▸ **Directive**: Return a copy of each line that holds the string "ylabel".

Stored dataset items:
━━━━━━

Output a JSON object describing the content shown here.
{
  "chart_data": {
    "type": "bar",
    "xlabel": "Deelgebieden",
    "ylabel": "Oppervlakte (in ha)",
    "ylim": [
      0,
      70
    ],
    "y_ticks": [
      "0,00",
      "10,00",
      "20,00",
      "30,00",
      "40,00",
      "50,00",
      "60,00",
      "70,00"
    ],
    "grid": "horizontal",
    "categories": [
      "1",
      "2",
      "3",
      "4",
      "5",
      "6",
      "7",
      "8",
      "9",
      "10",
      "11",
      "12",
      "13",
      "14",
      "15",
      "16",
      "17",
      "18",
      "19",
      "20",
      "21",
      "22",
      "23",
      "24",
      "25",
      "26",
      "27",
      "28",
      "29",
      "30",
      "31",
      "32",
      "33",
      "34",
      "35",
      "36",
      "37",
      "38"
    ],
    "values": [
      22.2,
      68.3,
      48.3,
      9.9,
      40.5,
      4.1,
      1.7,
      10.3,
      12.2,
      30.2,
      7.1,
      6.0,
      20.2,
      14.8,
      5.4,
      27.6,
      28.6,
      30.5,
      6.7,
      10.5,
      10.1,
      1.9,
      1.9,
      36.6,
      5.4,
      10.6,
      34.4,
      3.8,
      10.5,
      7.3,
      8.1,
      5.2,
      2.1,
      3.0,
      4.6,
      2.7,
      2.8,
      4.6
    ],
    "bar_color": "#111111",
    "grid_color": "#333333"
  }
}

━━━━━━

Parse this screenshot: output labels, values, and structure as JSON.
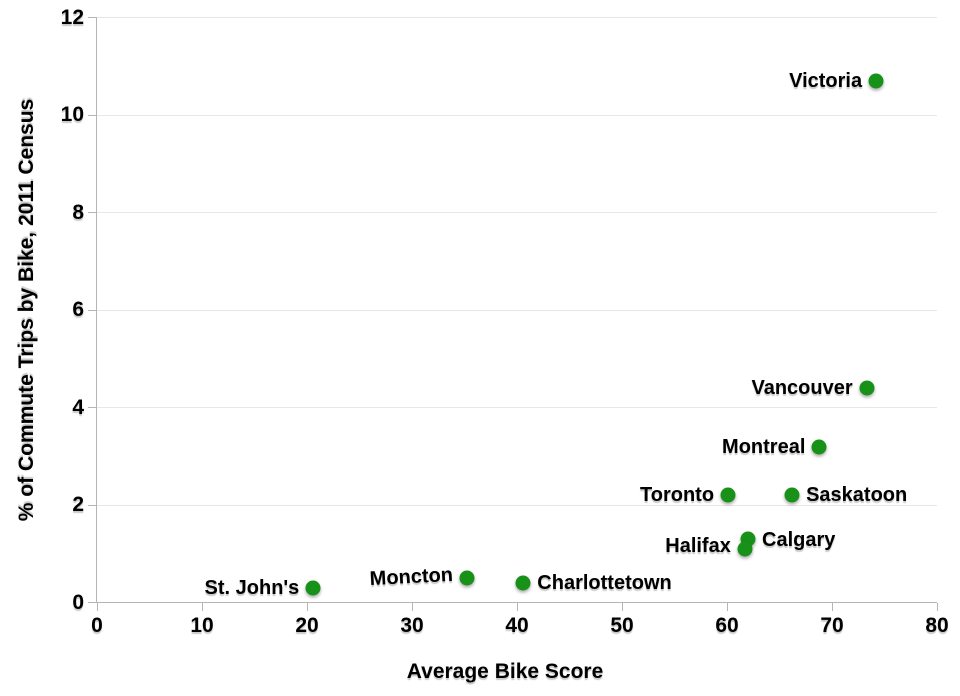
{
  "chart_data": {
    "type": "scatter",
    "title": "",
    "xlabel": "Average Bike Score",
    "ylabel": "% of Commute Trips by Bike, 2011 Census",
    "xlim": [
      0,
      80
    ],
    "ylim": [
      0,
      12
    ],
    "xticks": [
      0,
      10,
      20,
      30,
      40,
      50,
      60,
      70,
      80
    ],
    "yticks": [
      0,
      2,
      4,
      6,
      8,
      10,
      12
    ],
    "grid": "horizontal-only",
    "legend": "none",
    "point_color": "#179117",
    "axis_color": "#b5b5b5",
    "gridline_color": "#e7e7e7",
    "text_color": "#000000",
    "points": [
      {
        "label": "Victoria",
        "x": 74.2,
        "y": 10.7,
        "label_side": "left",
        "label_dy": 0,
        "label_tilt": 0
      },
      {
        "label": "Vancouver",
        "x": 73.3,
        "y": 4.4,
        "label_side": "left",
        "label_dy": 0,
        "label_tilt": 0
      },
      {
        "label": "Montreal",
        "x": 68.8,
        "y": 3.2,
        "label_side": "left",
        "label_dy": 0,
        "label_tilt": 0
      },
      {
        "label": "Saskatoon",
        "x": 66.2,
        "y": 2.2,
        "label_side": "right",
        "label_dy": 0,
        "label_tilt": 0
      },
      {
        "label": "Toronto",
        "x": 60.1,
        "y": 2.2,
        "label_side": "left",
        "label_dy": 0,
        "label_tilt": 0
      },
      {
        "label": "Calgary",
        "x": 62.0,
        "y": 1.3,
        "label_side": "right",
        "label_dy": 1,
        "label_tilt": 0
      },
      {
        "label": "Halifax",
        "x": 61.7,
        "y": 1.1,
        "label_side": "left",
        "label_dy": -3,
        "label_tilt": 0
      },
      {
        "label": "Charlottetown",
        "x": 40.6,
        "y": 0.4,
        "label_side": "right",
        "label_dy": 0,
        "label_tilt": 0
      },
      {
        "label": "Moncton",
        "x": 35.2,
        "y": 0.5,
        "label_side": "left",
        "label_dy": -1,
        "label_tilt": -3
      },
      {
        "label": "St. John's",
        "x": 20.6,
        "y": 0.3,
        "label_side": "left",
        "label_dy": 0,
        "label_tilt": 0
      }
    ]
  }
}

━━━━━━

▸ **The response**:
    "ylabel": "Oppervlakte (in ha)",
    "ylabel": "% of Commute Trips by Bike, 2011 Census",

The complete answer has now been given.